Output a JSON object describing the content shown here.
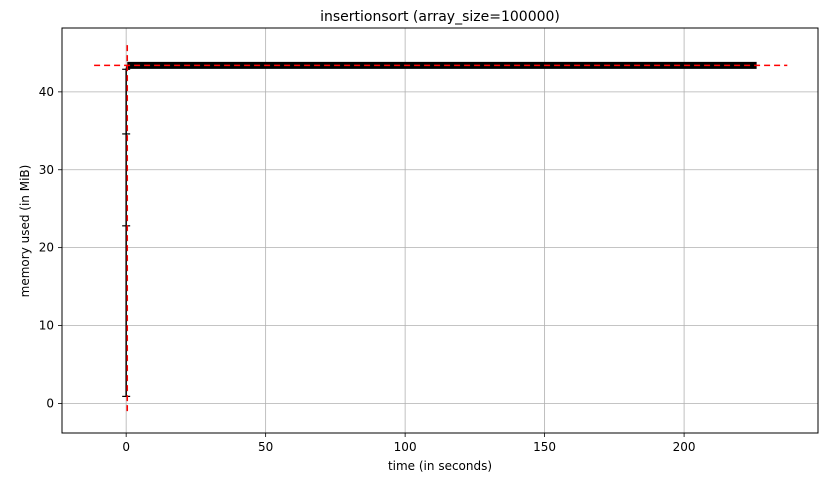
{
  "chart_data": {
    "type": "line",
    "title": "insertionsort (array_size=100000)",
    "xlabel": "time (in seconds)",
    "ylabel": "memory used (in MiB)",
    "xlim": [
      -23,
      248
    ],
    "ylim": [
      -3.8,
      48.2
    ],
    "xticks": [
      0,
      50,
      100,
      150,
      200
    ],
    "yticks": [
      0,
      10,
      20,
      30,
      40
    ],
    "grid": true,
    "colors": {
      "line": "#000000",
      "marker_line": "#ff0000",
      "grid": "#b0b0b0",
      "axes": "#000000"
    },
    "series": [
      {
        "x": [
          0,
          0,
          0,
          0,
          0.4,
          226
        ],
        "y": [
          0.9,
          22.8,
          34.6,
          42.9,
          43.4,
          43.4
        ]
      }
    ],
    "markers": {
      "max_memory": 43.4,
      "max_time": 0.4
    }
  }
}
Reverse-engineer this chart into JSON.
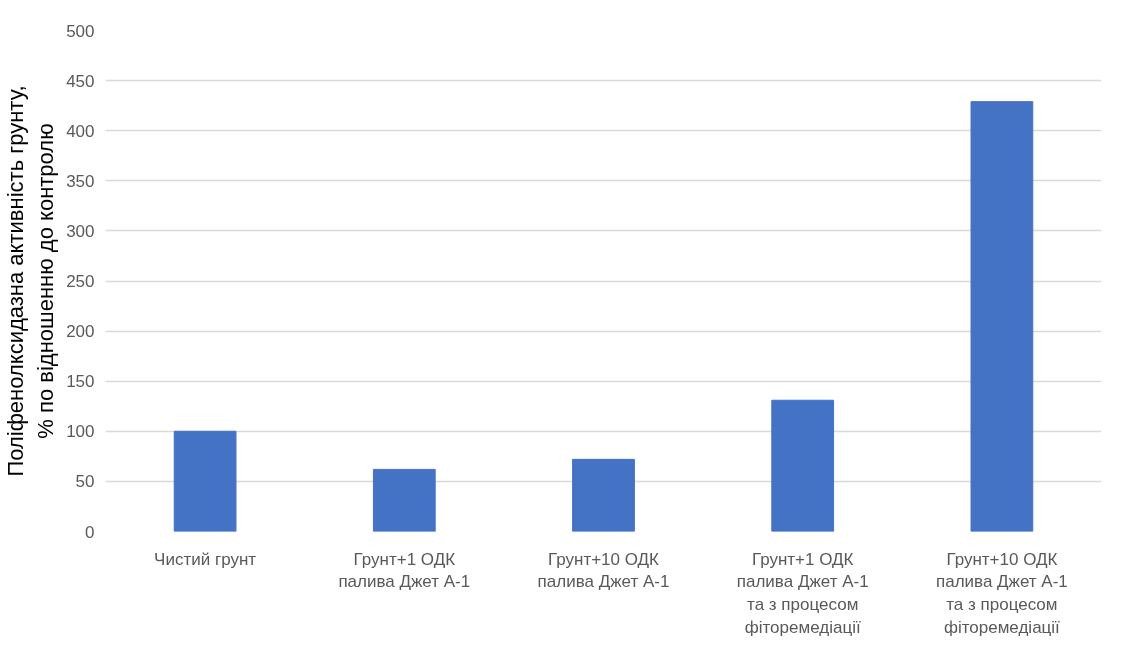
{
  "chart_data": {
    "type": "bar",
    "ylabel": "Поліфенолксидазна активність грунту, % по відношенню до контролю",
    "categories": [
      "Чистий грунт",
      "Грунт+1 ОДК палива Джет А-1",
      "Грунт+10 ОДК палива Джет А-1",
      "Грунт+1 ОДК палива Джет А-1 та з процесом фіторемедіації",
      "Грунт+10 ОДК палива Джет А-1 та з процесом фіторемедіації"
    ],
    "values": [
      100,
      62,
      72,
      131,
      429
    ],
    "color": "#4472c4",
    "ylim": [
      0,
      500
    ],
    "yticks": [
      0,
      50,
      100,
      150,
      200,
      250,
      300,
      350,
      400,
      450,
      500
    ],
    "grid": "y"
  }
}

Directions:
Quote the preceding listing precisely and completely, omitting its images.

Result:
Output a JSON object describing the content shown here.
{
  "chart_data": {
    "type": "line",
    "title": "insertionsort (array_size=100000)",
    "xlabel": "time (in seconds)",
    "ylabel": "memory used (in MiB)",
    "xlim": [
      -23,
      248
    ],
    "ylim": [
      -3.8,
      48.2
    ],
    "xticks": [
      0,
      50,
      100,
      150,
      200
    ],
    "yticks": [
      0,
      10,
      20,
      30,
      40
    ],
    "grid": true,
    "colors": {
      "line": "#000000",
      "marker_line": "#ff0000",
      "grid": "#b0b0b0",
      "axes": "#000000"
    },
    "series": [
      {
        "x": [
          0,
          0,
          0,
          0,
          0.4,
          226
        ],
        "y": [
          0.9,
          22.8,
          34.6,
          42.9,
          43.4,
          43.4
        ]
      }
    ],
    "markers": {
      "max_memory": 43.4,
      "max_time": 0.4
    }
  }
}
Reverse-engineer this chart into JSON.
{
  "chart_data": {
    "type": "bar",
    "ylabel": "Поліфенолксидазна активність грунту, % по відношенню до контролю",
    "categories": [
      "Чистий грунт",
      "Грунт+1 ОДК палива Джет А-1",
      "Грунт+10 ОДК палива Джет А-1",
      "Грунт+1 ОДК палива Джет А-1 та з процесом фіторемедіації",
      "Грунт+10 ОДК палива Джет А-1 та з процесом фіторемедіації"
    ],
    "values": [
      100,
      62,
      72,
      131,
      429
    ],
    "color": "#4472c4",
    "ylim": [
      0,
      500
    ],
    "yticks": [
      0,
      50,
      100,
      150,
      200,
      250,
      300,
      350,
      400,
      450,
      500
    ],
    "grid": "y"
  }
}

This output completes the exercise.